-------- AVAILABLE DATA --------
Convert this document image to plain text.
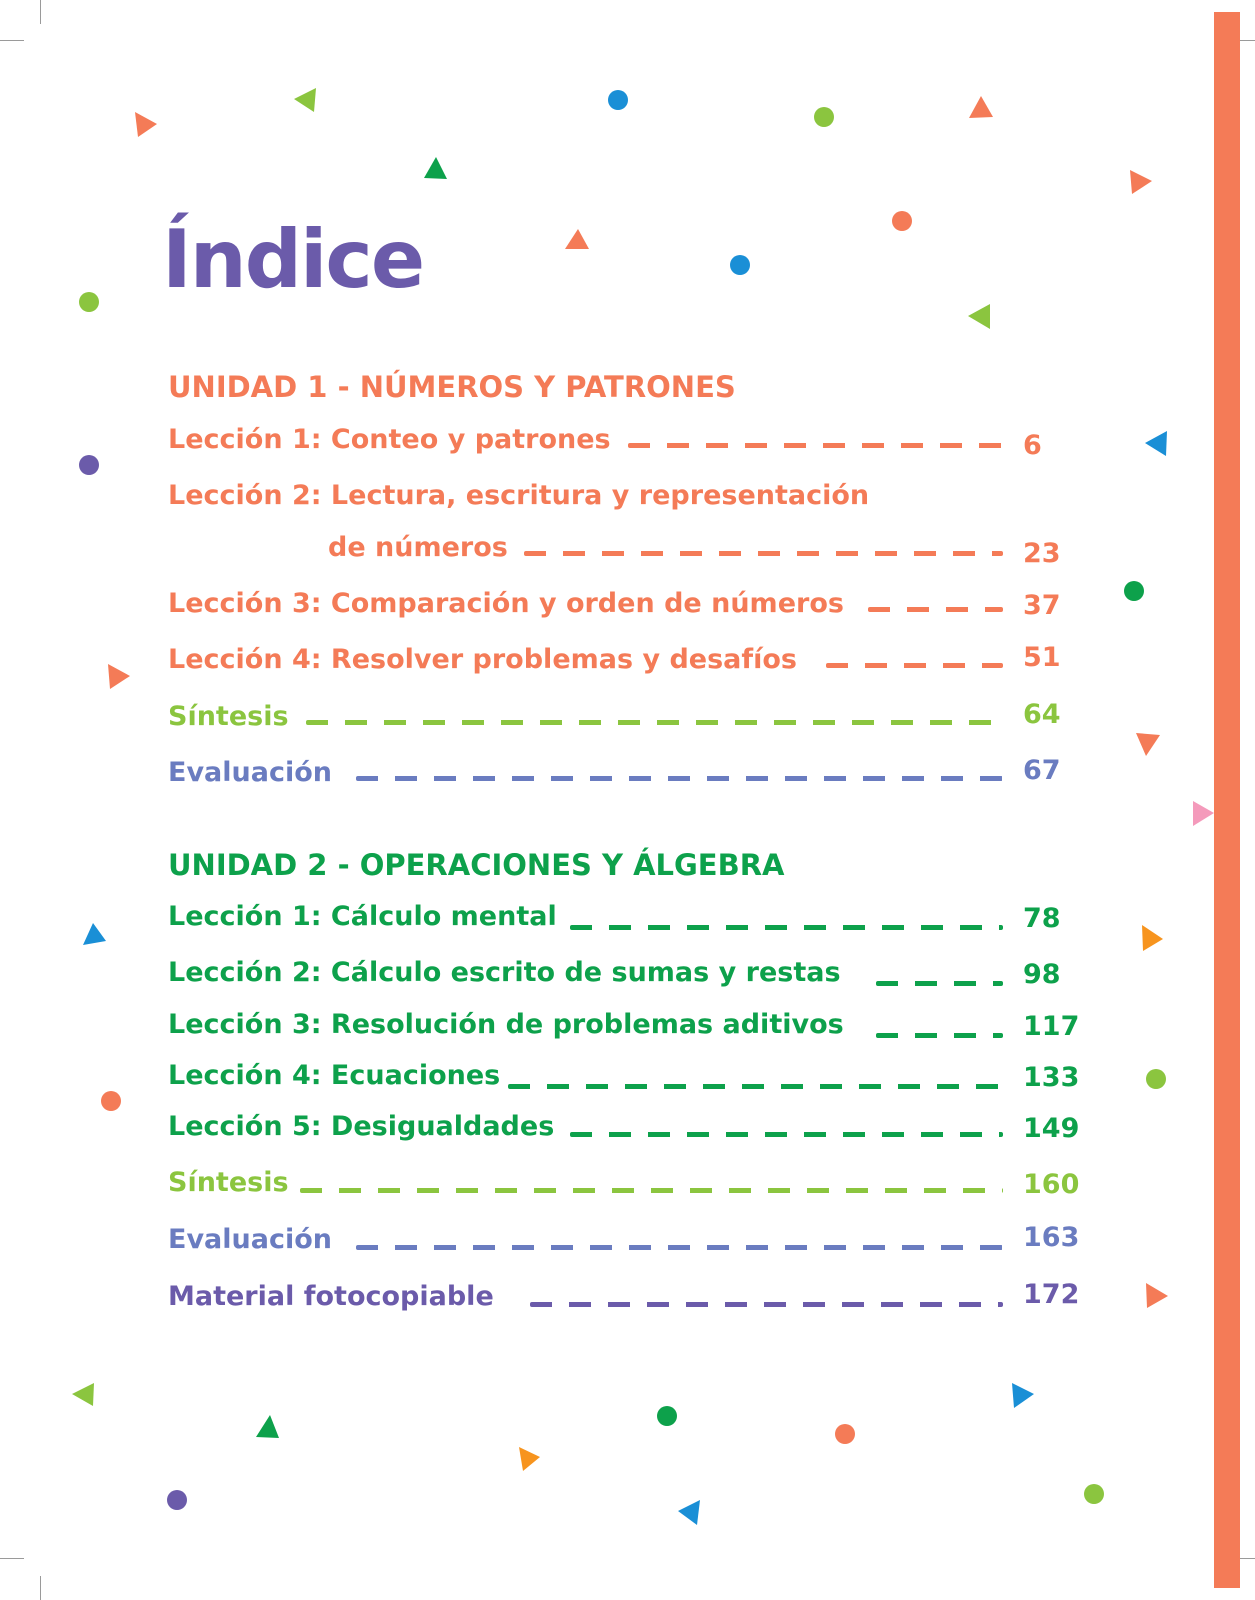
Índice
UNIDAD 1 - NÚMEROS Y PATRONES
Lección 1: Conteo y patrones	6
Lección 2: Lectura, escritura y representación
de números	23
Lección 3: Comparación y orden de números	37
Lección 4: Resolver problemas y desafíos	51
Síntesis	64
Evaluación	67
UNIDAD 2 - OPERACIONES Y ÁLGEBRA
Lección 1: Cálculo mental	78
Lección 2: Cálculo escrito de sumas y restas	98
Lección 3: Resolución de problemas aditivos	117
Lección 4: Ecuaciones	133
Lección 5: Desigualdades	149
Síntesis	160
Evaluación	163
Material fotocopiable	172
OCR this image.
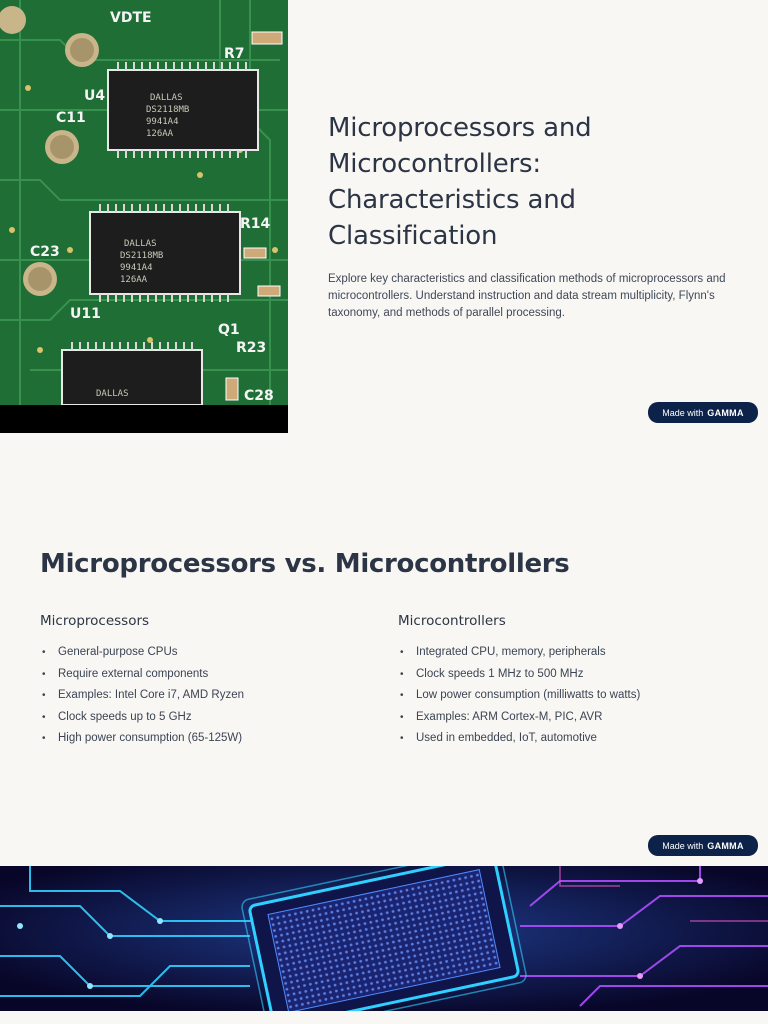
DALLAS
DS2118MB
9941A4
126AA
DALLAS
DS2118MB
9941A4
126AA
DALLAS
U4
C11
C23
U11
R7
R14
R23
Q1
C28
VDTE
Microprocessors and Microcontrollers: Characteristics and Classification

Explore key characteristics and classification methods of microprocessors and microcontrollers. Understand instruction and data stream multiplicity, Flynn's taxonomy, and methods of parallel processing.

Made with GAMMA
Microprocessors vs. Microcontrollers
Microprocessors
• General-purpose CPUs
• Require external components
• Examples: Intel Core i7, AMD Ryzen
• Clock speeds up to 5 GHz
• High power consumption (65-125W)
Microcontrollers
• Integrated CPU, memory, peripherals
• Clock speeds 1 MHz to 500 MHz
• Low power consumption (milliwatts to watts)
• Examples: ARM Cortex-M, PIC, AVR
• Used in embedded, IoT, automotive
Made with GAMMA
--------
The material above holds pictures; copy everything else in it exactly.

Convert this document image to plain text.
Índice
UNIDAD 1 - NÚMEROS Y PATRONES
Lección 1: Conteo y patrones	6
Lección 2: Lectura, escritura y representación
de números	23
Lección 3: Comparación y orden de números	37
Lección 4: Resolver problemas y desafíos	51
Síntesis	64
Evaluación	67
UNIDAD 2 - OPERACIONES Y ÁLGEBRA
Lección 1: Cálculo mental	78
Lección 2: Cálculo escrito de sumas y restas	98
Lección 3: Resolución de problemas aditivos	117
Lección 4: Ecuaciones	133
Lección 5: Desigualdades	149
Síntesis	160
Evaluación	163
Material fotocopiable	172
OCR this image.
DALLAS
DS2118MB
9941A4
126AA
DALLAS
DS2118MB
9941A4
126AA
DALLAS
U4
C11
C23
U11
R7
R14
R23
Q1
C28
VDTE
Microprocessors and Microcontrollers: Characteristics and Classification

Explore key characteristics and classification methods of microprocessors and microcontrollers. Understand instruction and data stream multiplicity, Flynn's taxonomy, and methods of parallel processing.

Made with GAMMA
Microprocessors vs. Microcontrollers
Microprocessors
• General-purpose CPUs
• Require external components
• Examples: Intel Core i7, AMD Ryzen
• Clock speeds up to 5 GHz
• High power consumption (65-125W)
Microcontrollers
• Integrated CPU, memory, peripherals
• Clock speeds 1 MHz to 500 MHz
• Low power consumption (milliwatts to watts)
• Examples: ARM Cortex-M, PIC, AVR
• Used in embedded, IoT, automotive
Made with GAMMA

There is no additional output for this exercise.